--- Exercise requirements ---
Return the material word for word. Do not include the pictures.

[start of Information supplied]

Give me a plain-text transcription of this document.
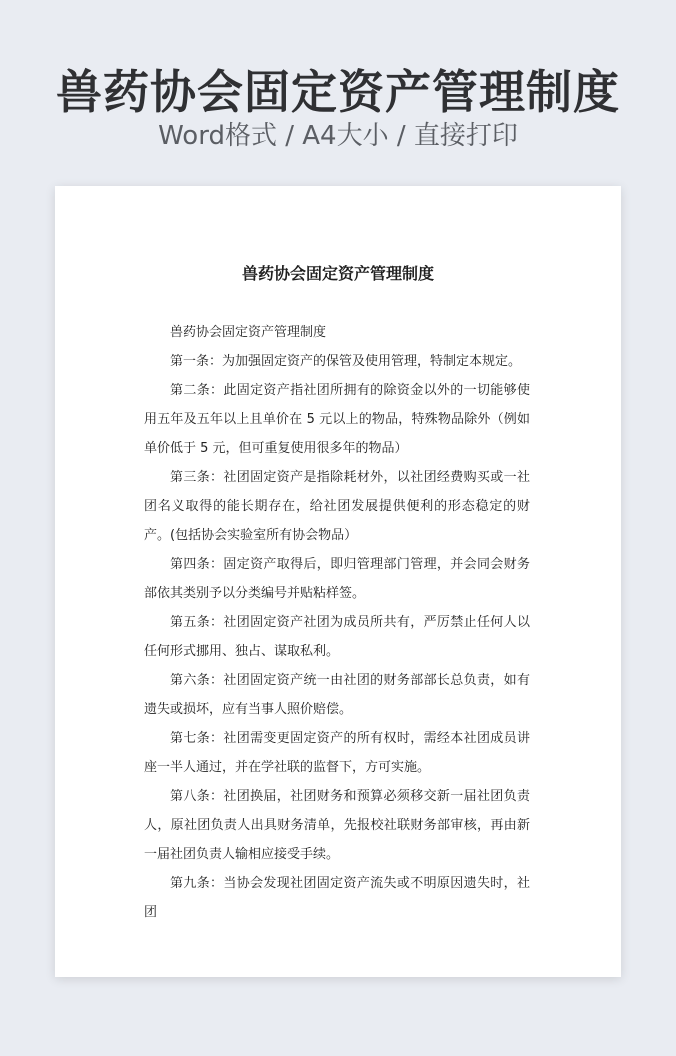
兽药协会固定资产管理制度
Word格式 / A4大小 / 直接打印
兽药协会固定资产管理制度

兽药协会固定资产管理制度

第一条：为加强固定资产的保管及使用管理，特制定本规定。

第二条：此固定资产指社团所拥有的除资金以外的一切能够使用五年及五年以上且单价在 5 元以上的物品，特殊物品除外（例如单价低于 5 元，但可重复使用很多年的物品）

第三条：社团固定资产是指除耗材外，以社团经费购买或一社团名义取得的能长期存在，给社团发展提供便利的形态稳定的财产。(包括协会实验室所有协会物品）

第四条：固定资产取得后，即归管理部门管理，并会同会财务部依其类别予以分类编号并贴粘样签。

第五条：社团固定资产社团为成员所共有，严厉禁止任何人以任何形式挪用、独占、谋取私利。

第六条：社团固定资产统一由社团的财务部部长总负责，如有遗失或损坏，应有当事人照价赔偿。

第七条：社团需变更固定资产的所有权时，需经本社团成员讲座一半人通过，并在学社联的监督下，方可实施。

第八条：社团换届，社团财务和预算必须移交新一届社团负责人，原社团负责人出具财务清单，先报校社联财务部审核，再由新一届社团负责人输相应接受手续。

第九条：当协会发现社团固定资产流失或不明原因遗失时，社团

[end of Information supplied]

--- Task result ---
Give me a plain-text transcription of this document.
兽药协会固定资产管理制度
Word格式 / A4大小 / 直接打印
兽药协会固定资产管理制度

兽药协会固定资产管理制度

第一条：为加强固定资产的保管及使用管理，特制定本规定。

第二条：此固定资产指社团所拥有的除资金以外的一切能够使用五年及五年以上且单价在 5 元以上的物品，特殊物品除外（例如单价低于 5 元，但可重复使用很多年的物品）

第三条：社团固定资产是指除耗材外，以社团经费购买或一社团名义取得的能长期存在，给社团发展提供便利的形态稳定的财产。(包括协会实验室所有协会物品）

第四条：固定资产取得后，即归管理部门管理，并会同会财务部依其类别予以分类编号并贴粘样签。

第五条：社团固定资产社团为成员所共有，严厉禁止任何人以任何形式挪用、独占、谋取私利。

第六条：社团固定资产统一由社团的财务部部长总负责，如有遗失或损坏，应有当事人照价赔偿。

第七条：社团需变更固定资产的所有权时，需经本社团成员讲座一半人通过，并在学社联的监督下，方可实施。

第八条：社团换届，社团财务和预算必须移交新一届社团负责人，原社团负责人出具财务清单，先报校社联财务部审核，再由新一届社团负责人输相应接受手续。

第九条：当协会发现社团固定资产流失或不明原因遗失时，社团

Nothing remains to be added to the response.